ENTRIES PROVIDED
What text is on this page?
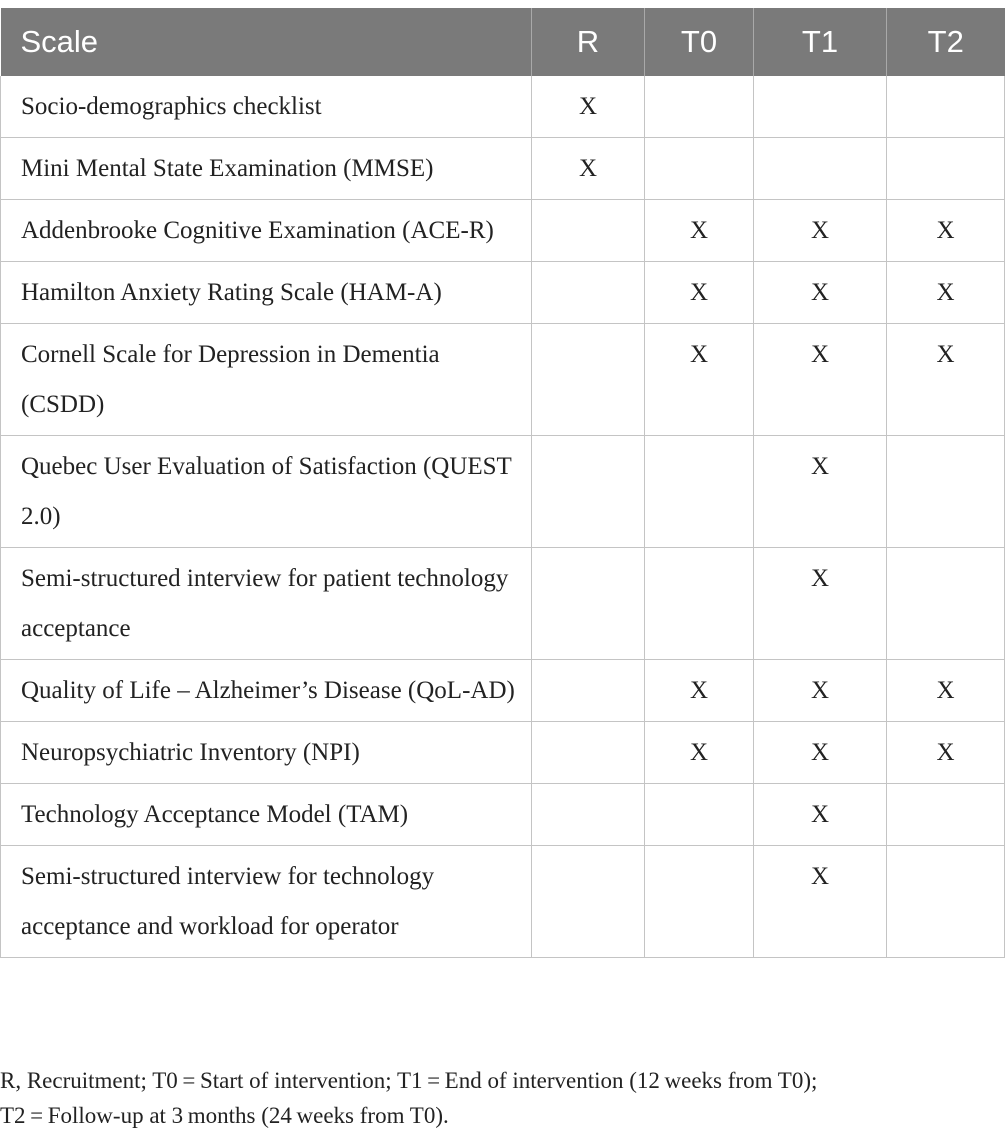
Scale	R	T0	T1	T2
Socio-demographics checklist	X			
Mini Mental State Examination (MMSE)	X			
Addenbrooke Cognitive Examination (ACE-R)		X	X	X
Hamilton Anxiety Rating Scale (HAM-A)		X	X	X
Cornell Scale for Depression in Dementia (CSDD)		X	X	X
Quebec User Evaluation of Satisfaction (QUEST 2.0)			X	
Semi-structured interview for patient technology acceptance			X	
Quality of Life – Alzheimer’s Disease (QoL-AD)		X	X	X
Neuropsychiatric Inventory (NPI)		X	X	X
Technology Acceptance Model (TAM)			X	
Semi-structured interview for technology acceptance and workload for operator			X	
R, Recruitment; T0 = Start of intervention; T1 = End of intervention (12 weeks from T0);
T2 = Follow-up at 3 months (24 weeks from T0).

SHORT PROBLEM
Write the entries above out in full, exactly, with no images.

TASK OUTPUT
What text is on this page?
Scale	R	T0	T1	T2
Socio-demographics checklist	X			
Mini Mental State Examination (MMSE)	X			
Addenbrooke Cognitive Examination (ACE-R)		X	X	X
Hamilton Anxiety Rating Scale (HAM-A)		X	X	X
Cornell Scale for Depression in Dementia (CSDD)		X	X	X
Quebec User Evaluation of Satisfaction (QUEST 2.0)			X	
Semi-structured interview for patient technology acceptance			X	
Quality of Life – Alzheimer’s Disease (QoL-AD)		X	X	X
Neuropsychiatric Inventory (NPI)		X	X	X
Technology Acceptance Model (TAM)			X	
Semi-structured interview for technology acceptance and workload for operator			X	
R, Recruitment; T0 = Start of intervention; T1 = End of intervention (12 weeks from T0);
T2 = Follow-up at 3 months (24 weeks from T0).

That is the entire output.